Task brief: Each entry below is to be transcribed exactly.

(Records that describe figures)
◆ ◆ ◆ ◆ ◆ ◆ ◆

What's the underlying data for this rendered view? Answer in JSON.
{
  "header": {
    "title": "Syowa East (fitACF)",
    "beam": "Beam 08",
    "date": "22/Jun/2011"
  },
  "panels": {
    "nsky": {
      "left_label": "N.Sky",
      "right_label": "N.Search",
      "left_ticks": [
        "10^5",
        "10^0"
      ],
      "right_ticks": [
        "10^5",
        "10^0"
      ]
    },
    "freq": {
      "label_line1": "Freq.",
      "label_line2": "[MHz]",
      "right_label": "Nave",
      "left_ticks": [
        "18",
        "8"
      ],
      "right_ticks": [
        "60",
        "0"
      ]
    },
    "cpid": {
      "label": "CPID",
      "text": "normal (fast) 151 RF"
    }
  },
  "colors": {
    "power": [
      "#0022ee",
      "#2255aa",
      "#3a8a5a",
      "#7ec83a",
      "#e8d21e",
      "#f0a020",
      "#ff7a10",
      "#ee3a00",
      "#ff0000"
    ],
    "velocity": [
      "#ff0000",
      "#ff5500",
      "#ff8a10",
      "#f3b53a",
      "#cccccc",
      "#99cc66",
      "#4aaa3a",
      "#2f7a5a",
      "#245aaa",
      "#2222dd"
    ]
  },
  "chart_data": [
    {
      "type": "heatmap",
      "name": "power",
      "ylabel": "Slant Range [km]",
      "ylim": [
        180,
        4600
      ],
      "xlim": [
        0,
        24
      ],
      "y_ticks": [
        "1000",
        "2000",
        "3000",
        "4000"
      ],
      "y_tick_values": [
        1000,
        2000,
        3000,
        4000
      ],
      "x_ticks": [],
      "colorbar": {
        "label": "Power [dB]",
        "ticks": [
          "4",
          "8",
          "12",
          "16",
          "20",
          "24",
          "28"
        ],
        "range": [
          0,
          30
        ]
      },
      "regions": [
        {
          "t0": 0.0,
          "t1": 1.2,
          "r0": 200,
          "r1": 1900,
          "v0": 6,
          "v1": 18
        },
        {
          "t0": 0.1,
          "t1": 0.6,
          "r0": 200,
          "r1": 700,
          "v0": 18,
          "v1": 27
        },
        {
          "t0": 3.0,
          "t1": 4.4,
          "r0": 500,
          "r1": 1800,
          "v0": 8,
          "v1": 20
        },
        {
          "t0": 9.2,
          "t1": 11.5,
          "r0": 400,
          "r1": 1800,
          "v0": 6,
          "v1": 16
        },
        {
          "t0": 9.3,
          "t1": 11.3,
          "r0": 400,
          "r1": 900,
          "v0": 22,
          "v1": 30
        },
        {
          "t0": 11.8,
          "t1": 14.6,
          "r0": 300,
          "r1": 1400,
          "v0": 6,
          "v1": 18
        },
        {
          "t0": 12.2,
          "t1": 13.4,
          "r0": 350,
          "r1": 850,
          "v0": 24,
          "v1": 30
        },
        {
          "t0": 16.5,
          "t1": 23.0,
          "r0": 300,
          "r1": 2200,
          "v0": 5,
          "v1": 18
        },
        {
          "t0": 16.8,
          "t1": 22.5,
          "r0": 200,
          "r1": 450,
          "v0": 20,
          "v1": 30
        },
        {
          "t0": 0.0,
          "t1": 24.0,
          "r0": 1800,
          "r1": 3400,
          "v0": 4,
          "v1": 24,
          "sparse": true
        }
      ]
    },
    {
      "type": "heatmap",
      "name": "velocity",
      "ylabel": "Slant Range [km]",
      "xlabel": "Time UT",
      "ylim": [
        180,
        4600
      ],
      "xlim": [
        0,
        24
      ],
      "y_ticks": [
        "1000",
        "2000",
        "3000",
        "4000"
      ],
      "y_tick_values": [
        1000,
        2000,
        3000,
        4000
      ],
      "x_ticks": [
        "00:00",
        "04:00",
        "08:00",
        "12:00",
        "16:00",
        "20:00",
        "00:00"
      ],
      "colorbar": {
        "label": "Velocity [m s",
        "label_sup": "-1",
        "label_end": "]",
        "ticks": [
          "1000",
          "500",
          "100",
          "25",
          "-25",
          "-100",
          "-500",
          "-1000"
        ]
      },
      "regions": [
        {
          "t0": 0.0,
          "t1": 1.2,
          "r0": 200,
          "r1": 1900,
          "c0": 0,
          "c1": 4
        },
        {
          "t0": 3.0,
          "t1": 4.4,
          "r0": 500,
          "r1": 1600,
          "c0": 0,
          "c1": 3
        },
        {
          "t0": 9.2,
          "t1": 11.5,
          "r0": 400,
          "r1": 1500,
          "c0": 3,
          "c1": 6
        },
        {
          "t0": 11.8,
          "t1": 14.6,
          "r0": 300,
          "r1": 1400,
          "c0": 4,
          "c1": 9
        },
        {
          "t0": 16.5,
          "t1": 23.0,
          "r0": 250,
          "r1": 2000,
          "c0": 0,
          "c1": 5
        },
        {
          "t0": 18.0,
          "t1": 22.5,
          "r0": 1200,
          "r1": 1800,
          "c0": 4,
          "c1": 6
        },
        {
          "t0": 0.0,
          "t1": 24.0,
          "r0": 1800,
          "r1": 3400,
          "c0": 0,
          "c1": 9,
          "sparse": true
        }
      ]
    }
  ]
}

◆ ◆ ◆ ◆ ◆ ◆ ◆

Solution below:
What's the underlying data for this rendered view? Answer in JSON.
{
  "header": {
    "title": "Syowa East (fitACF)",
    "beam": "Beam 08",
    "date": "22/Jun/2011"
  },
  "panels": {
    "nsky": {
      "left_label": "N.Sky",
      "right_label": "N.Search",
      "left_ticks": [
        "10^5",
        "10^0"
      ],
      "right_ticks": [
        "10^5",
        "10^0"
      ]
    },
    "freq": {
      "label_line1": "Freq.",
      "label_line2": "[MHz]",
      "right_label": "Nave",
      "left_ticks": [
        "18",
        "8"
      ],
      "right_ticks": [
        "60",
        "0"
      ]
    },
    "cpid": {
      "label": "CPID",
      "text": "normal (fast) 151 RF"
    }
  },
  "colors": {
    "power": [
      "#0022ee",
      "#2255aa",
      "#3a8a5a",
      "#7ec83a",
      "#e8d21e",
      "#f0a020",
      "#ff7a10",
      "#ee3a00",
      "#ff0000"
    ],
    "velocity": [
      "#ff0000",
      "#ff5500",
      "#ff8a10",
      "#f3b53a",
      "#cccccc",
      "#99cc66",
      "#4aaa3a",
      "#2f7a5a",
      "#245aaa",
      "#2222dd"
    ]
  },
  "chart_data": [
    {
      "type": "heatmap",
      "name": "power",
      "ylabel": "Slant Range [km]",
      "ylim": [
        180,
        4600
      ],
      "xlim": [
        0,
        24
      ],
      "y_ticks": [
        "1000",
        "2000",
        "3000",
        "4000"
      ],
      "y_tick_values": [
        1000,
        2000,
        3000,
        4000
      ],
      "x_ticks": [],
      "colorbar": {
        "label": "Power [dB]",
        "ticks": [
          "4",
          "8",
          "12",
          "16",
          "20",
          "24",
          "28"
        ],
        "range": [
          0,
          30
        ]
      },
      "regions": [
        {
          "t0": 0.0,
          "t1": 1.2,
          "r0": 200,
          "r1": 1900,
          "v0": 6,
          "v1": 18
        },
        {
          "t0": 0.1,
          "t1": 0.6,
          "r0": 200,
          "r1": 700,
          "v0": 18,
          "v1": 27
        },
        {
          "t0": 3.0,
          "t1": 4.4,
          "r0": 500,
          "r1": 1800,
          "v0": 8,
          "v1": 20
        },
        {
          "t0": 9.2,
          "t1": 11.5,
          "r0": 400,
          "r1": 1800,
          "v0": 6,
          "v1": 16
        },
        {
          "t0": 9.3,
          "t1": 11.3,
          "r0": 400,
          "r1": 900,
          "v0": 22,
          "v1": 30
        },
        {
          "t0": 11.8,
          "t1": 14.6,
          "r0": 300,
          "r1": 1400,
          "v0": 6,
          "v1": 18
        },
        {
          "t0": 12.2,
          "t1": 13.4,
          "r0": 350,
          "r1": 850,
          "v0": 24,
          "v1": 30
        },
        {
          "t0": 16.5,
          "t1": 23.0,
          "r0": 300,
          "r1": 2200,
          "v0": 5,
          "v1": 18
        },
        {
          "t0": 16.8,
          "t1": 22.5,
          "r0": 200,
          "r1": 450,
          "v0": 20,
          "v1": 30
        },
        {
          "t0": 0.0,
          "t1": 24.0,
          "r0": 1800,
          "r1": 3400,
          "v0": 4,
          "v1": 24,
          "sparse": true
        }
      ]
    },
    {
      "type": "heatmap",
      "name": "velocity",
      "ylabel": "Slant Range [km]",
      "xlabel": "Time UT",
      "ylim": [
        180,
        4600
      ],
      "xlim": [
        0,
        24
      ],
      "y_ticks": [
        "1000",
        "2000",
        "3000",
        "4000"
      ],
      "y_tick_values": [
        1000,
        2000,
        3000,
        4000
      ],
      "x_ticks": [
        "00:00",
        "04:00",
        "08:00",
        "12:00",
        "16:00",
        "20:00",
        "00:00"
      ],
      "colorbar": {
        "label": "Velocity [m s",
        "label_sup": "-1",
        "label_end": "]",
        "ticks": [
          "1000",
          "500",
          "100",
          "25",
          "-25",
          "-100",
          "-500",
          "-1000"
        ]
      },
      "regions": [
        {
          "t0": 0.0,
          "t1": 1.2,
          "r0": 200,
          "r1": 1900,
          "c0": 0,
          "c1": 4
        },
        {
          "t0": 3.0,
          "t1": 4.4,
          "r0": 500,
          "r1": 1600,
          "c0": 0,
          "c1": 3
        },
        {
          "t0": 9.2,
          "t1": 11.5,
          "r0": 400,
          "r1": 1500,
          "c0": 3,
          "c1": 6
        },
        {
          "t0": 11.8,
          "t1": 14.6,
          "r0": 300,
          "r1": 1400,
          "c0": 4,
          "c1": 9
        },
        {
          "t0": 16.5,
          "t1": 23.0,
          "r0": 250,
          "r1": 2000,
          "c0": 0,
          "c1": 5
        },
        {
          "t0": 18.0,
          "t1": 22.5,
          "r0": 1200,
          "r1": 1800,
          "c0": 4,
          "c1": 6
        },
        {
          "t0": 0.0,
          "t1": 24.0,
          "r0": 1800,
          "r1": 3400,
          "c0": 0,
          "c1": 9,
          "sparse": true
        }
      ]
    }
  ]
}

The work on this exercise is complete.